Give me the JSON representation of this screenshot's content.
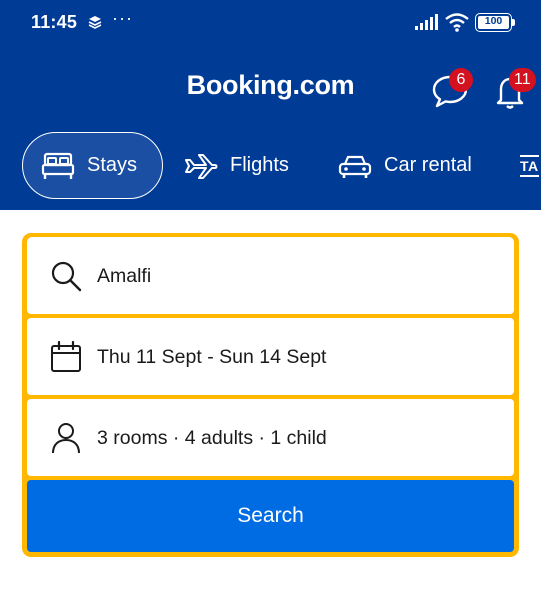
{
  "status_bar": {
    "time": "11:45",
    "more": "···",
    "battery": "100"
  },
  "header": {
    "brand": "Booking.com",
    "messages_badge": "6",
    "notifications_badge": "11",
    "background_color": "#003b95"
  },
  "tabs": [
    {
      "label": "Stays",
      "icon": "bed-icon",
      "selected": true
    },
    {
      "label": "Flights",
      "icon": "plane-icon",
      "selected": false
    },
    {
      "label": "Car rental",
      "icon": "car-icon",
      "selected": false
    },
    {
      "label": "TA",
      "icon": "taxi-icon",
      "selected": false
    }
  ],
  "search": {
    "destination": "Amalfi",
    "dates": "Thu 11 Sept - Sun 14 Sept",
    "guests": "3 rooms · 4 adults · 1 child",
    "button_label": "Search",
    "accent_color": "#ffb700",
    "button_color": "#006ce4"
  }
}
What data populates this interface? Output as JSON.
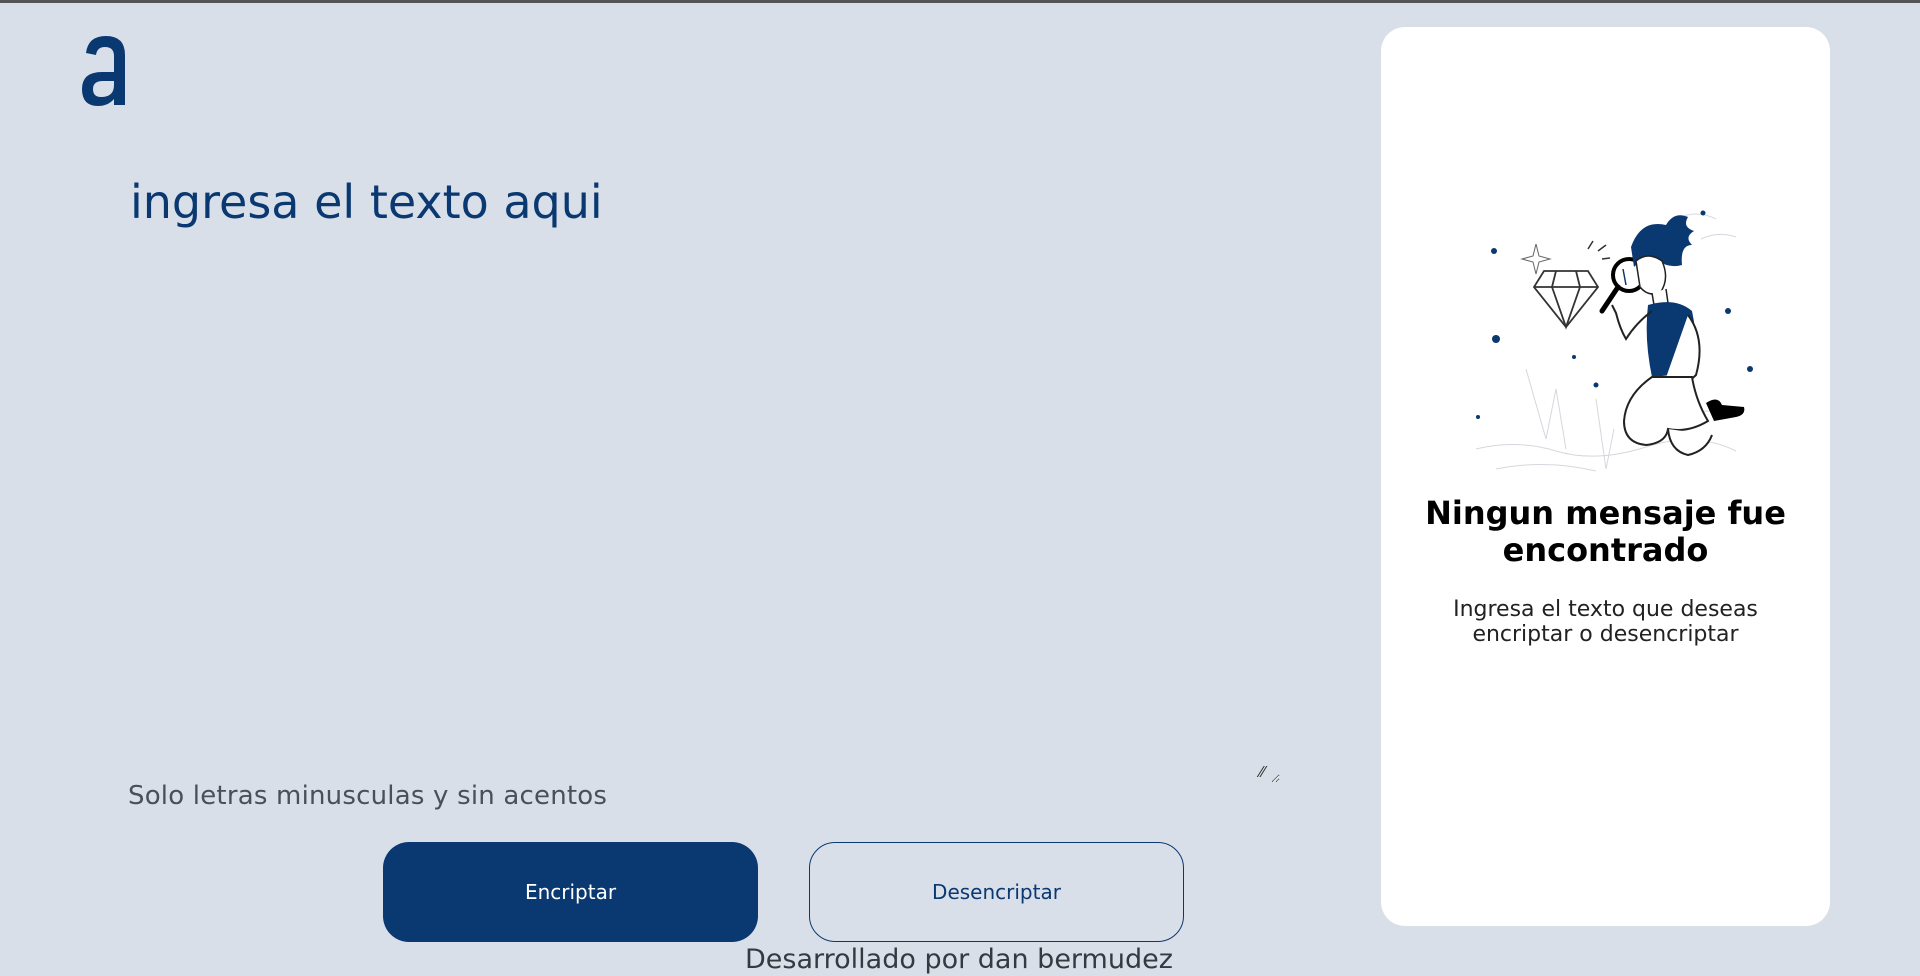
{
  "header": {
    "logo_icon": "letter-a-logo-icon",
    "brand_color": "#0a3871"
  },
  "input": {
    "placeholder": "ingresa el texto aqui",
    "value": ""
  },
  "hint": {
    "text": "Solo letras minusculas y sin acentos",
    "icon": "info-icon"
  },
  "buttons": {
    "encrypt_label": "Encriptar",
    "decrypt_label": "Desencriptar"
  },
  "output": {
    "illustration": "person-with-magnifying-glass-illustration",
    "title": "Ningun mensaje fue encontrado",
    "text": "Ingresa el texto que deseas encriptar o desencriptar"
  },
  "footer": {
    "text": "Desarrollado por dan bermudez"
  },
  "colors": {
    "background": "#d9dfe9",
    "primary": "#0a3871",
    "panel": "#ffffff"
  }
}
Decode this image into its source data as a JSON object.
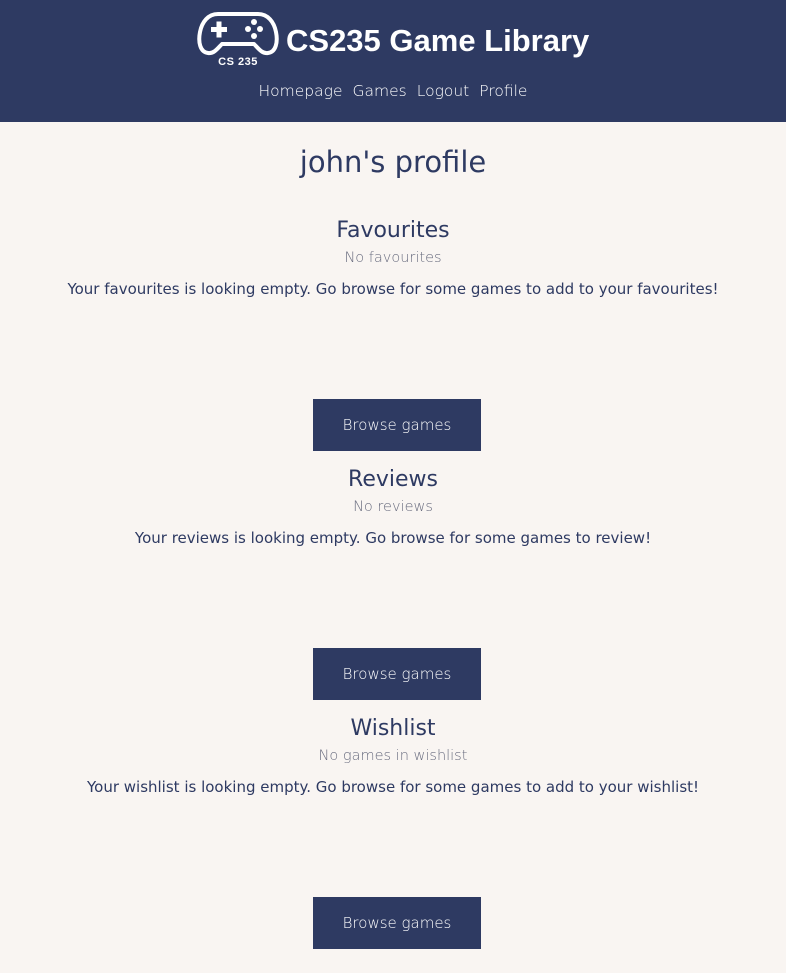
{
  "header": {
    "logo_caption": "CS 235",
    "site_title": "CS235 Game Library",
    "nav": [
      "Homepage",
      "Games",
      "Logout",
      "Profile"
    ]
  },
  "profile": {
    "title": "john's profile"
  },
  "sections": [
    {
      "heading": "Favourites",
      "empty_text": "No favourites",
      "hint": "Your favourites is looking empty. Go browse for some games to add to your favourites!",
      "button_label": "Browse games"
    },
    {
      "heading": "Reviews",
      "empty_text": "No reviews",
      "hint": "Your reviews is looking empty. Go browse for some games to review!",
      "button_label": "Browse games"
    },
    {
      "heading": "Wishlist",
      "empty_text": "No games in wishlist",
      "hint": "Your wishlist is looking empty. Go browse for some games to add to your wishlist!",
      "button_label": "Browse games"
    }
  ],
  "colors": {
    "header_bg": "#2e3a62",
    "page_bg": "#f9f5f2",
    "button_bg": "#2e3a62"
  },
  "icons": {
    "logo": "game-controller-icon"
  }
}
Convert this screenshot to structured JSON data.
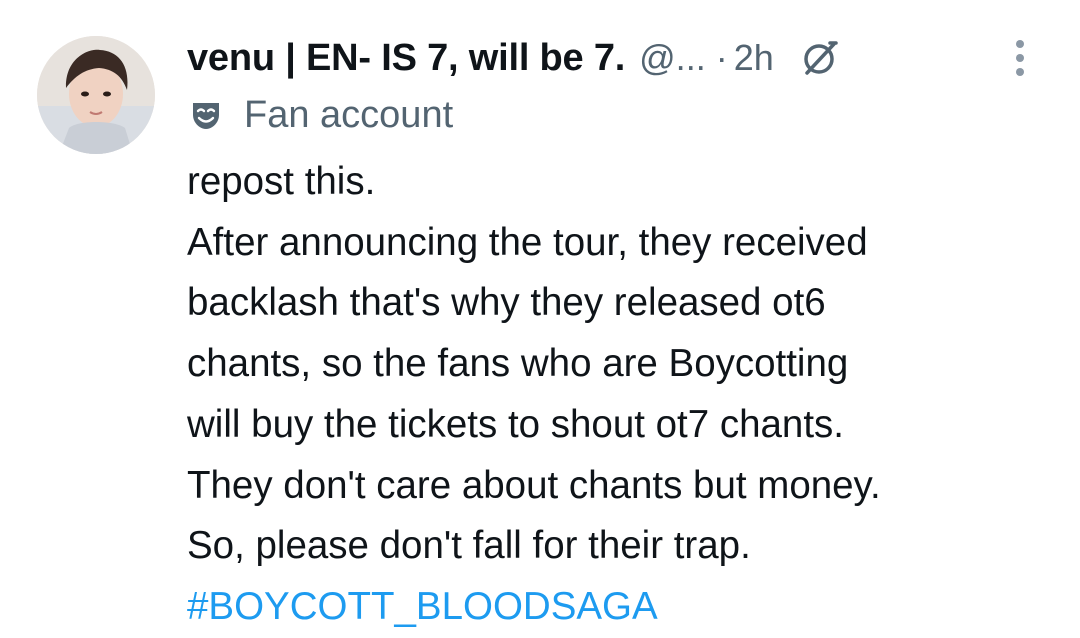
{
  "author": {
    "display_name": "venu | EN- IS 7, will be 7.",
    "handle": "@...",
    "separator": "·",
    "time": "2h",
    "account_label": "Fan account"
  },
  "icons": {
    "grok": "grok-icon",
    "more": "more-vertical-icon",
    "label": "mask-icon",
    "avatar": "avatar"
  },
  "tweet": {
    "lines": [
      "repost this.",
      "After announcing the tour, they received",
      "backlash that's why they released ot6",
      "chants, so the fans who are Boycotting",
      "will buy the tickets to shout ot7 chants.",
      "They don't care about chants but money.",
      "So, please don't fall for their trap."
    ],
    "hashtag": "#BOYCOTT_BLOODSAGA"
  },
  "colors": {
    "text": "#0f1419",
    "secondary": "#536471",
    "link": "#1d9bf0"
  }
}
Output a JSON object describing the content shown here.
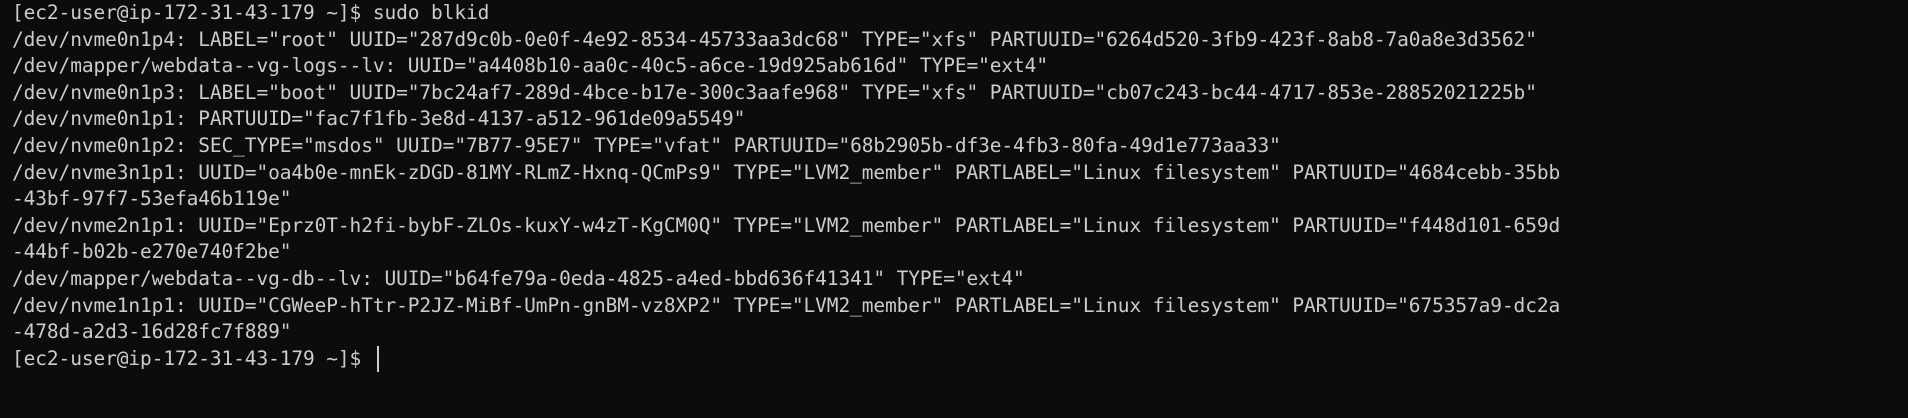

Exercise brief: Using the records above, list each line that includes "will".

In response:
    "display_name": "venu | EN- IS 7, will be 7.",
      "will buy the tickets to shout ot7 chants.",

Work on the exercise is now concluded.